_Dataset entries:_
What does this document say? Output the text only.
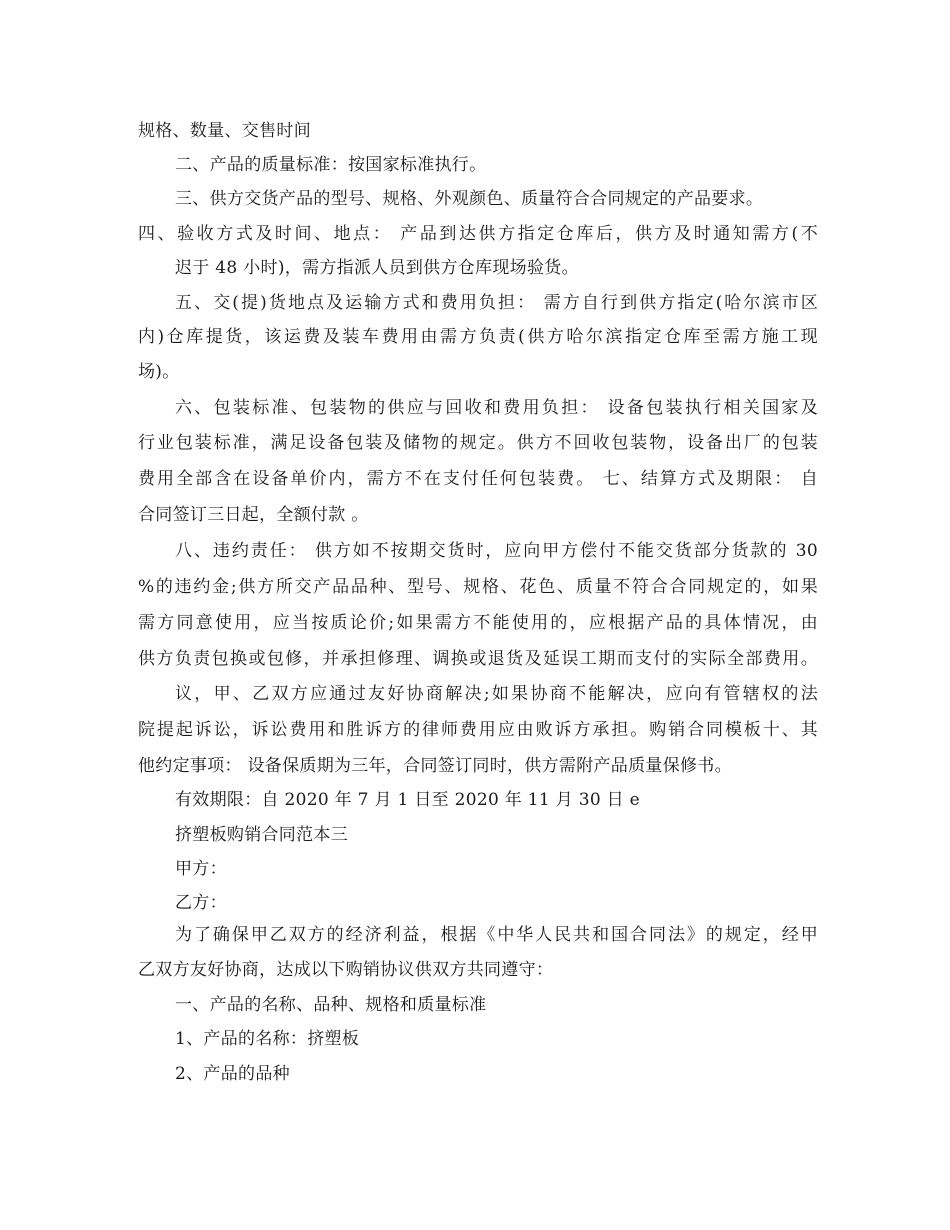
规格、数量、交售时间
二、产品的质量标准：按国家标准执行。
三、供方交货产品的型号、规格、外观颜色、质量符合合同规定的产品要求。
四、验收方式及时间、地点： 产品到达供方指定仓库后，供方及时通知需方(不
迟于 48 小时)，需方指派人员到供方仓库现场验货。
五、交(提)货地点及运输方式和费用负担： 需方自行到供方指定(哈尔滨市区
内)仓库提货，该运费及装车费用由需方负责(供方哈尔滨指定仓库至需方施工现
场)。
六、包装标准、包装物的供应与回收和费用负担： 设备包装执行相关国家及
行业包装标准，满足设备包装及储物的规定。供方不回收包装物，设备出厂的包装
费用全部含在设备单价内，需方不在支付任何包装费。 七、结算方式及期限： 自
合同签订三日起，全额付款 。
八、违约责任： 供方如不按期交货时，应向甲方偿付不能交货部分货款的 30
%的违约金;供方所交产品品种、型号、规格、花色、质量不符合合同规定的，如果
需方同意使用，应当按质论价;如果需方不能使用的，应根据产品的具体情况，由
供方负责包换或包修，并承担修理、调换或退货及延误工期而支付的实际全部费用。
议，甲、乙双方应通过友好协商解决;如果协商不能解决，应向有管辖权的法
院提起诉讼，诉讼费用和胜诉方的律师费用应由败诉方承担。购销合同模板十、其
他约定事项： 设备保质期为三年，合同签订同时，供方需附产品质量保修书。
有效期限：自 2020 年 7 月 1 日至 2020 年 11 月 30 日 e
挤塑板购销合同范本三
甲方：
乙方：
为了确保甲乙双方的经济利益，根据《中华人民共和国合同法》的规定，经甲
乙双方友好协商，达成以下购销协议供双方共同遵守：
一、产品的名称、品种、规格和质量标准
1、产品的名称：挤塑板
2、产品的品种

_Instructions to follow:_
Retype each entry precisely. Skip images entirely.

_Completed exercise:_
What does this document say? Output the text only.
规格、数量、交售时间
二、产品的质量标准：按国家标准执行。
三、供方交货产品的型号、规格、外观颜色、质量符合合同规定的产品要求。
四、验收方式及时间、地点： 产品到达供方指定仓库后，供方及时通知需方(不
迟于 48 小时)，需方指派人员到供方仓库现场验货。
五、交(提)货地点及运输方式和费用负担： 需方自行到供方指定(哈尔滨市区
内)仓库提货，该运费及装车费用由需方负责(供方哈尔滨指定仓库至需方施工现
场)。
六、包装标准、包装物的供应与回收和费用负担： 设备包装执行相关国家及
行业包装标准，满足设备包装及储物的规定。供方不回收包装物，设备出厂的包装
费用全部含在设备单价内，需方不在支付任何包装费。 七、结算方式及期限： 自
合同签订三日起，全额付款 。
八、违约责任： 供方如不按期交货时，应向甲方偿付不能交货部分货款的 30
%的违约金;供方所交产品品种、型号、规格、花色、质量不符合合同规定的，如果
需方同意使用，应当按质论价;如果需方不能使用的，应根据产品的具体情况，由
供方负责包换或包修，并承担修理、调换或退货及延误工期而支付的实际全部费用。
议，甲、乙双方应通过友好协商解决;如果协商不能解决，应向有管辖权的法
院提起诉讼，诉讼费用和胜诉方的律师费用应由败诉方承担。购销合同模板十、其
他约定事项： 设备保质期为三年，合同签订同时，供方需附产品质量保修书。
有效期限：自 2020 年 7 月 1 日至 2020 年 11 月 30 日 e
挤塑板购销合同范本三
甲方：
乙方：
为了确保甲乙双方的经济利益，根据《中华人民共和国合同法》的规定，经甲
乙双方友好协商，达成以下购销协议供双方共同遵守：
一、产品的名称、品种、规格和质量标准
1、产品的名称：挤塑板
2、产品的品种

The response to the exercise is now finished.